§ **Provided entries**:
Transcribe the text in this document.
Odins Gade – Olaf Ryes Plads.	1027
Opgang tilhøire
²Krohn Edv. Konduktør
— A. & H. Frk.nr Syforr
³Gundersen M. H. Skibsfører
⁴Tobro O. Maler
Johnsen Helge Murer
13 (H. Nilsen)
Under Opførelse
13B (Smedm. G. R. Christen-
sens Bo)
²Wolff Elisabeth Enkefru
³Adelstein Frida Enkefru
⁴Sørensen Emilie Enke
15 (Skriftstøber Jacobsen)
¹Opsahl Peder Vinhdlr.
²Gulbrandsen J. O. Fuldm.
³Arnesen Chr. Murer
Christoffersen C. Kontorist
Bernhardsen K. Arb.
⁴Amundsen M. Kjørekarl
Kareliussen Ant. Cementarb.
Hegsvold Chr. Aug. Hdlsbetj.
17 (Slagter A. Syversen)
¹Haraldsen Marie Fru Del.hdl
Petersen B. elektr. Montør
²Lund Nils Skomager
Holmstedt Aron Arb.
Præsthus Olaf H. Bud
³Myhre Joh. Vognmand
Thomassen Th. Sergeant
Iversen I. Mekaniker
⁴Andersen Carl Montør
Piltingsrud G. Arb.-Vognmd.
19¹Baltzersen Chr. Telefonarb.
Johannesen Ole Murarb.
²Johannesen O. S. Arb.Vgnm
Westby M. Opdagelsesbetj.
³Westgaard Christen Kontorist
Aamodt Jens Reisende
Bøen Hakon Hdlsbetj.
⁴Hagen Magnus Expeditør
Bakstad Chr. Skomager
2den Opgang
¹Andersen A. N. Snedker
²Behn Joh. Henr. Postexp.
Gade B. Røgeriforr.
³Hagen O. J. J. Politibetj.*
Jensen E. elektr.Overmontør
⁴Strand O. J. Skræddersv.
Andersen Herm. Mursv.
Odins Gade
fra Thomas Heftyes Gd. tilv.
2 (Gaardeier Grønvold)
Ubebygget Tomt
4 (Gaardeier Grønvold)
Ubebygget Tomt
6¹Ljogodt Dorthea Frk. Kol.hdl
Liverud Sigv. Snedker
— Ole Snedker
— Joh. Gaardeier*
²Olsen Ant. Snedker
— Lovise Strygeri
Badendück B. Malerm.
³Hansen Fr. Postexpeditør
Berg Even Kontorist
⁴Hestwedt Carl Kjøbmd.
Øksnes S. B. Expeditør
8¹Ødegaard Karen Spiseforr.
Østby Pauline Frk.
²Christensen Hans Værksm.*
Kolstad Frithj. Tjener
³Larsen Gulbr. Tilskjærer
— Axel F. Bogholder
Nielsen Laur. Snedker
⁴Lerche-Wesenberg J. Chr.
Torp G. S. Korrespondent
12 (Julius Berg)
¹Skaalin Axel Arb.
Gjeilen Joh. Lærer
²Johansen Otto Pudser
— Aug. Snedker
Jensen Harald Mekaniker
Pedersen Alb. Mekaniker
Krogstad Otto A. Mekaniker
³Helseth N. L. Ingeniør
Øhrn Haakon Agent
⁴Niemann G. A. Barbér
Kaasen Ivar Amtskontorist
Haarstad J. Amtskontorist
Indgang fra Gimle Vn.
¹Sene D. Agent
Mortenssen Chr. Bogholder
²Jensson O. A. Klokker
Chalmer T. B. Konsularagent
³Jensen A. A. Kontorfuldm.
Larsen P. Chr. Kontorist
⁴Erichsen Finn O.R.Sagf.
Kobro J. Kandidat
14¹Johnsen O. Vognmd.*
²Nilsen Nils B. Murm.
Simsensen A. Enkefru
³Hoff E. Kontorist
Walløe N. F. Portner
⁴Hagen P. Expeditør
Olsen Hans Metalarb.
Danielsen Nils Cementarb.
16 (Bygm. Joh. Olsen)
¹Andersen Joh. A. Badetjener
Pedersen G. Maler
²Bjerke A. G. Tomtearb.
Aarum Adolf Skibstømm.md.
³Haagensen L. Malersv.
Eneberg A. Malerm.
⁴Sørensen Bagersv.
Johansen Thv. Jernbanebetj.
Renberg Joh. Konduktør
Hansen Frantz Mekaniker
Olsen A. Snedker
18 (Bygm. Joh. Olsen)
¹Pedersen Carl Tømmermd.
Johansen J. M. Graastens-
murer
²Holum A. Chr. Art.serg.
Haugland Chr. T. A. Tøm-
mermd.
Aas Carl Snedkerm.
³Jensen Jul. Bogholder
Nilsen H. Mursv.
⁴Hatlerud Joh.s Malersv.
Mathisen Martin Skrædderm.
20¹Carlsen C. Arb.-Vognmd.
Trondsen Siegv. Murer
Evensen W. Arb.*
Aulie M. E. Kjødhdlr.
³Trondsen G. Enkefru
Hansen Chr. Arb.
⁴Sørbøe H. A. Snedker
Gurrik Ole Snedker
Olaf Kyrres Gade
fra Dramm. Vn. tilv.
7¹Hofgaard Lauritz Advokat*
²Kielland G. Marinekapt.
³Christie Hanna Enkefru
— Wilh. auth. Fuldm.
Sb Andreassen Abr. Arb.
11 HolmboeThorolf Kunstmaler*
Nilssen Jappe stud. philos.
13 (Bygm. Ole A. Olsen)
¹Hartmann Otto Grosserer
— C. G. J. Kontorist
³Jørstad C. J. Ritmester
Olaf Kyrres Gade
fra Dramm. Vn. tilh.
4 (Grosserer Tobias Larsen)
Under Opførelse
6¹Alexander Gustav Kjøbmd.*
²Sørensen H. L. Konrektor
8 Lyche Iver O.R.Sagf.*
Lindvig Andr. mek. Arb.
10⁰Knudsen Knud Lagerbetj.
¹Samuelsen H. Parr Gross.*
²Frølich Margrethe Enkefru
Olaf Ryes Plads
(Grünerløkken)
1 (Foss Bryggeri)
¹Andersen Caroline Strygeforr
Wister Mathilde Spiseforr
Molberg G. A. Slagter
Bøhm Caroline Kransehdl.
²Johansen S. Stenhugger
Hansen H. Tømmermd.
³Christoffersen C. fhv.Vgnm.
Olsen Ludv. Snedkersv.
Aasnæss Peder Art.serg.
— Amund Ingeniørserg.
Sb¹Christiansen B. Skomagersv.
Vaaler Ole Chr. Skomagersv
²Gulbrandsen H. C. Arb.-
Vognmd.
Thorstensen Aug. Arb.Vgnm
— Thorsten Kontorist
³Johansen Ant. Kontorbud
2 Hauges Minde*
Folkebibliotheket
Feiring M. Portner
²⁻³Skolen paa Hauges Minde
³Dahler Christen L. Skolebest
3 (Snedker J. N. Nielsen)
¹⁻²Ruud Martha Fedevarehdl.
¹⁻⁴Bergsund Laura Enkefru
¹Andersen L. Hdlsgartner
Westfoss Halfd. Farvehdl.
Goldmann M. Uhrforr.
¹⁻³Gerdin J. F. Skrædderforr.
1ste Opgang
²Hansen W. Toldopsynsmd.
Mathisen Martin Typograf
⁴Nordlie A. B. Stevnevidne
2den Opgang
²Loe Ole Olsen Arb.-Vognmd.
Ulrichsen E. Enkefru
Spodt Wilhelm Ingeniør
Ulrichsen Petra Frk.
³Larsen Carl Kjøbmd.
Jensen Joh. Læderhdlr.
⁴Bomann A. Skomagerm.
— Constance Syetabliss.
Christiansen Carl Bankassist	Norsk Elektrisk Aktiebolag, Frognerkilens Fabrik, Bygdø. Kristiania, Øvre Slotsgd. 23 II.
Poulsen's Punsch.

§ **What you should do**: Go through the material and select each line with the string "Enkefru" in it.

§ **Right answer**:
²Wolff Elisabeth Enkefru
³Adelstein Frida Enkefru
Simsensen A. Enkefru
³Trondsen G. Enkefru
³Christie Hanna Enkefru
²Frølich Margrethe Enkefru
¹⁻⁴Bergsund Laura Enkefru
Ulrichsen E. Enkefru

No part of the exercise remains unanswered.